◆ **To be done**: Summarize the forum thread below on the Delonghi 4200 manual in three sentences.

# Delonghi 4200 manual ?



## gentle giant (Oct 2, 2015)

Hi guys,i recently bought a delonghi esam 4200 on fleabay which i was told worked but was leaking inside.No problem i thought ,i have worked a little on smaller delonghi's so should not be too difficult to sort out.I started by stripping out the infuser,cleaning all parts and checked for wear.I had had no experience of this particular model and after reassemblin tested and found that there were all sorts of incorrect sequences of indicator lights.the descaling light is flashing continually even after descaling twice so thought it must be an interlock of some sort or sensor.Not having a manual or exploded drawing to refer to i thought i know where to ask,so i am hoping that one or two of the more experienced forum members might be able to point me in the right direction.I am a new member and this is my first bean to cup machine, i would like to get it working so that i can get some experience making some decent coffee.Thanks in anticipation.


----------



## 4085 (Nov 23, 2012)

http://www.delonghi.com/en-gb/products/coffee/coffee-makers/automatic-coffee-makers/magnifica-esam-4200s-0132212091?TabSegment=support#support


----------



## gentle giant (Oct 2, 2015)

Hi, thanks for the info,the required artical is realy an exploded diagram or technical repair manual.The owners instruction book gives very little information on the various temperature devices or actual working proceedures or location of the various sensors.Regards geoff


----------

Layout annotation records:
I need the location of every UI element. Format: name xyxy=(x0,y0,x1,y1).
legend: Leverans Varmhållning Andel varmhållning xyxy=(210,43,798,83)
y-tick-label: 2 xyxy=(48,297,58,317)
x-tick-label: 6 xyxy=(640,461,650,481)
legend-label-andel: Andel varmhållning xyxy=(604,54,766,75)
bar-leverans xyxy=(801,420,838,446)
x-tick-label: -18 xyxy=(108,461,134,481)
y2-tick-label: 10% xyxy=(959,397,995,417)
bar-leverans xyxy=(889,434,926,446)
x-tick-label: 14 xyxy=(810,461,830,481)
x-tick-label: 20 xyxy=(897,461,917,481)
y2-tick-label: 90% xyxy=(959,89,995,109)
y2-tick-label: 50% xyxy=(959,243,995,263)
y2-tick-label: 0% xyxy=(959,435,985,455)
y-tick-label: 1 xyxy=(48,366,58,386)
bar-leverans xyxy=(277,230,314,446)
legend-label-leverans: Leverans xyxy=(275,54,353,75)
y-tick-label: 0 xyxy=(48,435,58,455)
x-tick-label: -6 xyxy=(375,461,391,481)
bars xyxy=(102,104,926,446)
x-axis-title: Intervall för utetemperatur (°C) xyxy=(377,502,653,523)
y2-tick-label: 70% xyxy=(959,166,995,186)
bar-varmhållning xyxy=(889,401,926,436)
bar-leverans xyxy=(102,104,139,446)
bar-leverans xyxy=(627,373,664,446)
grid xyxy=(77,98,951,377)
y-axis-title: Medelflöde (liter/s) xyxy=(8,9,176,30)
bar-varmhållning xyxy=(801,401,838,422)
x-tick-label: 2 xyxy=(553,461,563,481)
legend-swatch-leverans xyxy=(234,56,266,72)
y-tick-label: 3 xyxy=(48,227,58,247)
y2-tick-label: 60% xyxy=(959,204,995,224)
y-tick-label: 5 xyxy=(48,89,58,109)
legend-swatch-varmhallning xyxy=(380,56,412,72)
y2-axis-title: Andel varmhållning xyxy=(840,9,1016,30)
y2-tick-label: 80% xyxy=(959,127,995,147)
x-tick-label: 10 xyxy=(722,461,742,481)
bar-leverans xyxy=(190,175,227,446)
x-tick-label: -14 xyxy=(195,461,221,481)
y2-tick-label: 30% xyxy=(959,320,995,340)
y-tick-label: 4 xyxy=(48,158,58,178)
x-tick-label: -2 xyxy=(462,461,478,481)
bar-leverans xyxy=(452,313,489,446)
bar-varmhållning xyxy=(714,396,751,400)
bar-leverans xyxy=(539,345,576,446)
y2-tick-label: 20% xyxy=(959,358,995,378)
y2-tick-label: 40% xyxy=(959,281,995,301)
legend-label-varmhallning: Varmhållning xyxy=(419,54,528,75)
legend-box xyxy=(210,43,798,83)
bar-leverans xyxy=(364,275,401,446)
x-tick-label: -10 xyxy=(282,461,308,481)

◆ **Full output**: After buying a Delonghi ESAM 4200 said to leak inside, the original poster stripped and cleaned the infuser, but after reassembly the indicator lights ran in incorrect sequences and the descaling light kept flashing even after two descalings. Lacking a manual or exploded drawing, the poster asked experienced forum members for direction. One reply linked to the Delonghi support page for the Magnifica ESAM 4200S, and the poster answered that what was really needed was an exploded diagram or technical repair manual, since the owner's instruction book says little about the temperature devices, working procedures or sensor locations.